◆ **Task brief**
Repeat all entries exactly.

Some records:
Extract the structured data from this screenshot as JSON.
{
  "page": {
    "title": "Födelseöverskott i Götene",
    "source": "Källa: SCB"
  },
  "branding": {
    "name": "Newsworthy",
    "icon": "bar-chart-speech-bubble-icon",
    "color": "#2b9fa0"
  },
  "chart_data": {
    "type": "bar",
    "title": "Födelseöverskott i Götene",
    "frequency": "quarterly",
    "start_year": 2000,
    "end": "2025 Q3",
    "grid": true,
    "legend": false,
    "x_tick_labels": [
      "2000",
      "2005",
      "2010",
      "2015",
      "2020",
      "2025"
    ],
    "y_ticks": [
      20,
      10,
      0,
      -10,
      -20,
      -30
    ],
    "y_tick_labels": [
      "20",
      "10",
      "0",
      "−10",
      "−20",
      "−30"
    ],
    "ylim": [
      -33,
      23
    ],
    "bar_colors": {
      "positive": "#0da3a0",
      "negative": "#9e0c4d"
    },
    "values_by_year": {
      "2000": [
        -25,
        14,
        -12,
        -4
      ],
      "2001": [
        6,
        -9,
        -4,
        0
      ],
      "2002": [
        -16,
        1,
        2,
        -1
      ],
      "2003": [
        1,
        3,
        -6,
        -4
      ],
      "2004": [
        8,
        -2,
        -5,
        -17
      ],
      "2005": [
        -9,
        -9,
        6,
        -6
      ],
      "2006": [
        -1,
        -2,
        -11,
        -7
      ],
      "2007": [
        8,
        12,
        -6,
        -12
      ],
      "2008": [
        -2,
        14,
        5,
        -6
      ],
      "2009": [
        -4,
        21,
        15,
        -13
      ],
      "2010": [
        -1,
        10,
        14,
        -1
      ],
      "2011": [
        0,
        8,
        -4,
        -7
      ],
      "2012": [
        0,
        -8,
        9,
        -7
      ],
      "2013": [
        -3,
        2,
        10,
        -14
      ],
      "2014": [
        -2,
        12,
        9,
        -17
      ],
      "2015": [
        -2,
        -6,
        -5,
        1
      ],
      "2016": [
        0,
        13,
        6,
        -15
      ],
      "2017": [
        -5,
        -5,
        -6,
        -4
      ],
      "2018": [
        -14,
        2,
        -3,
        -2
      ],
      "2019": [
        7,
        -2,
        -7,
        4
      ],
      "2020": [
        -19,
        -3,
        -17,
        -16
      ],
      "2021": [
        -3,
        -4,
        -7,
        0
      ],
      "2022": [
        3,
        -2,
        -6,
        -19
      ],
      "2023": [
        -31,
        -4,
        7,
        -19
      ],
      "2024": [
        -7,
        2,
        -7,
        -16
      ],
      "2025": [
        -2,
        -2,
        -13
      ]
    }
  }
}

◆ **Written answer**
Extract the structured data from this screenshot as JSON.
{
  "page": {
    "title": "Födelseöverskott i Götene",
    "source": "Källa: SCB"
  },
  "branding": {
    "name": "Newsworthy",
    "icon": "bar-chart-speech-bubble-icon",
    "color": "#2b9fa0"
  },
  "chart_data": {
    "type": "bar",
    "title": "Födelseöverskott i Götene",
    "frequency": "quarterly",
    "start_year": 2000,
    "end": "2025 Q3",
    "grid": true,
    "legend": false,
    "x_tick_labels": [
      "2000",
      "2005",
      "2010",
      "2015",
      "2020",
      "2025"
    ],
    "y_ticks": [
      20,
      10,
      0,
      -10,
      -20,
      -30
    ],
    "y_tick_labels": [
      "20",
      "10",
      "0",
      "−10",
      "−20",
      "−30"
    ],
    "ylim": [
      -33,
      23
    ],
    "bar_colors": {
      "positive": "#0da3a0",
      "negative": "#9e0c4d"
    },
    "values_by_year": {
      "2000": [
        -25,
        14,
        -12,
        -4
      ],
      "2001": [
        6,
        -9,
        -4,
        0
      ],
      "2002": [
        -16,
        1,
        2,
        -1
      ],
      "2003": [
        1,
        3,
        -6,
        -4
      ],
      "2004": [
        8,
        -2,
        -5,
        -17
      ],
      "2005": [
        -9,
        -9,
        6,
        -6
      ],
      "2006": [
        -1,
        -2,
        -11,
        -7
      ],
      "2007": [
        8,
        12,
        -6,
        -12
      ],
      "2008": [
        -2,
        14,
        5,
        -6
      ],
      "2009": [
        -4,
        21,
        15,
        -13
      ],
      "2010": [
        -1,
        10,
        14,
        -1
      ],
      "2011": [
        0,
        8,
        -4,
        -7
      ],
      "2012": [
        0,
        -8,
        9,
        -7
      ],
      "2013": [
        -3,
        2,
        10,
        -14
      ],
      "2014": [
        -2,
        12,
        9,
        -17
      ],
      "2015": [
        -2,
        -6,
        -5,
        1
      ],
      "2016": [
        0,
        13,
        6,
        -15
      ],
      "2017": [
        -5,
        -5,
        -6,
        -4
      ],
      "2018": [
        -14,
        2,
        -3,
        -2
      ],
      "2019": [
        7,
        -2,
        -7,
        4
      ],
      "2020": [
        -19,
        -3,
        -17,
        -16
      ],
      "2021": [
        -3,
        -4,
        -7,
        0
      ],
      "2022": [
        3,
        -2,
        -6,
        -19
      ],
      "2023": [
        -31,
        -4,
        7,
        -19
      ],
      "2024": [
        -7,
        2,
        -7,
        -16
      ],
      "2025": [
        -2,
        -2,
        -13
      ]
    }
  }
}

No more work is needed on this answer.